[BEGIN]
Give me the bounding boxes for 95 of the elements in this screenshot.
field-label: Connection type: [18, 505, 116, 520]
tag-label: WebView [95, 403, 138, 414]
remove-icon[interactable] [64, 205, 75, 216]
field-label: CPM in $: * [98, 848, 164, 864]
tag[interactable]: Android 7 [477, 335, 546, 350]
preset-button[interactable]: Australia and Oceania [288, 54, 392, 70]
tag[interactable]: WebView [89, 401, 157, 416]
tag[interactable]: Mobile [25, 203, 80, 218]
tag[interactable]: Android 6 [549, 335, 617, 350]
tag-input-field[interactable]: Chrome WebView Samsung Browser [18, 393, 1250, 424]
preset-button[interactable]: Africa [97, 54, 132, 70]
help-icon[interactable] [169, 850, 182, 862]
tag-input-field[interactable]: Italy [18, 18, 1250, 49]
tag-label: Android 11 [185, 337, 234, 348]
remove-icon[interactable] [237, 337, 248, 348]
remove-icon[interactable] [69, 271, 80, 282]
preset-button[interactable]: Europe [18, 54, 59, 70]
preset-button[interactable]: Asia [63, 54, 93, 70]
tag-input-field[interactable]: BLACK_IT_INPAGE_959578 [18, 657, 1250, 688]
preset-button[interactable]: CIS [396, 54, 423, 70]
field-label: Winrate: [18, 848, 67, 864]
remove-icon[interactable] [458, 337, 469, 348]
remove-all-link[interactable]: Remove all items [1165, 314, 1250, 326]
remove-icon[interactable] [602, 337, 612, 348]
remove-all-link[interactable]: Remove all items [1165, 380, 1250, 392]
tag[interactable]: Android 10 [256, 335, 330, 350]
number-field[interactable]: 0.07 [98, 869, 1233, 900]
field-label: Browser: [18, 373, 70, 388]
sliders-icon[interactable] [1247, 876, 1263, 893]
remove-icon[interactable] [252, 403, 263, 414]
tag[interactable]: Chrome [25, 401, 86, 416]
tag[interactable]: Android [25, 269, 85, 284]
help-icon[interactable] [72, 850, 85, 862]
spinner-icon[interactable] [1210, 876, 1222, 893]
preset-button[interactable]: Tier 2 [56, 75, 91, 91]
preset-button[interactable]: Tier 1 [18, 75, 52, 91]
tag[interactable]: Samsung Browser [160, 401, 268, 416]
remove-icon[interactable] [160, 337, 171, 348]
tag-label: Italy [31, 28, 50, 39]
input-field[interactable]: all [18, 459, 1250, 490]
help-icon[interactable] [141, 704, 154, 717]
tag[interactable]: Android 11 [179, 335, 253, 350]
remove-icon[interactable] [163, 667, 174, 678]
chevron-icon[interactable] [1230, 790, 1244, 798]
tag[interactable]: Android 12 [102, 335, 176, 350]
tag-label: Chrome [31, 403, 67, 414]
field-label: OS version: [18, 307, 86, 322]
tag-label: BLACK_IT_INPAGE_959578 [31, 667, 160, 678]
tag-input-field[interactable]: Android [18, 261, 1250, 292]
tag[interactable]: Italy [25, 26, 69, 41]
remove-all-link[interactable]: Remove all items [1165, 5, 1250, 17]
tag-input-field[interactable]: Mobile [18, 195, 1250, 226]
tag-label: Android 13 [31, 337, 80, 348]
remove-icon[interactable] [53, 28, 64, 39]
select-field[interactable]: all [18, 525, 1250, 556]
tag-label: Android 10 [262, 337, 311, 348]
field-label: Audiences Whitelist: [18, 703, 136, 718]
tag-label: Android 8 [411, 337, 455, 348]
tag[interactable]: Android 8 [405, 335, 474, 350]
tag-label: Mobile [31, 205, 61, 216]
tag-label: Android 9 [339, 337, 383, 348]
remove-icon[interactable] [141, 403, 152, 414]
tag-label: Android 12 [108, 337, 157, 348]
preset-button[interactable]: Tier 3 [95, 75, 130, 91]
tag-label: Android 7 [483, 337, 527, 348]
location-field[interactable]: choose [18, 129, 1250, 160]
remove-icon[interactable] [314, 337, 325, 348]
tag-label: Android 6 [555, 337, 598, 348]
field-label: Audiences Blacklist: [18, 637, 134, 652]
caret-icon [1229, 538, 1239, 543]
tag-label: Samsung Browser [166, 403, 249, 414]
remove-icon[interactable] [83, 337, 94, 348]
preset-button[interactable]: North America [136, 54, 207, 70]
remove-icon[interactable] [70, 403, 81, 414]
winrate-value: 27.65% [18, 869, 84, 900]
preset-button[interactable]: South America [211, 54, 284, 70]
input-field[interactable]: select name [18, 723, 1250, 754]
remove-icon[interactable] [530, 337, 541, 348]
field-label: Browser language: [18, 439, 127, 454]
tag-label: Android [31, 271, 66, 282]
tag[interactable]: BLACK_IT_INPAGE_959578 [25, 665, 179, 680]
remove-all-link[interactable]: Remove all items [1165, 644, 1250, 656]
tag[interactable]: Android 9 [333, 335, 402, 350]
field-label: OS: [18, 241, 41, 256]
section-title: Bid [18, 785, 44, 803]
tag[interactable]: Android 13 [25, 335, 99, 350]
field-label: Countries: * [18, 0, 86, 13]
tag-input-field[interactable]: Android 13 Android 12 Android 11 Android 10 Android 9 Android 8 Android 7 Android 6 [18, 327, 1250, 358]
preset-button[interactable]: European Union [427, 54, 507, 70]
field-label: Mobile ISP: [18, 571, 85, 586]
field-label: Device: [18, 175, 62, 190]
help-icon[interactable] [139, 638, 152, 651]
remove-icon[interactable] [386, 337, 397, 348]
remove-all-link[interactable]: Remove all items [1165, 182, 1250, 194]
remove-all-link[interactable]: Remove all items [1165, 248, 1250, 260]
[END]
▶ SHORT EXERCISE
Starting at the beginning of the material and ending at the line containing "tag[interactable]: WebView [89, 401, 157, 416]", write those lines out again, substituting "form-label" for "field-label" and changing nothing else.

▶ TASK RESULT
Give me the bounding boxes for 95 of the elements in this screenshot.
form-label: Connection type: [18, 505, 116, 520]
tag-label: WebView [95, 403, 138, 414]
remove-icon[interactable] [64, 205, 75, 216]
form-label: CPM in $: * [98, 848, 164, 864]
tag[interactable]: Android 7 [477, 335, 546, 350]
preset-button[interactable]: Australia and Oceania [288, 54, 392, 70]
tag[interactable]: WebView [89, 401, 157, 416]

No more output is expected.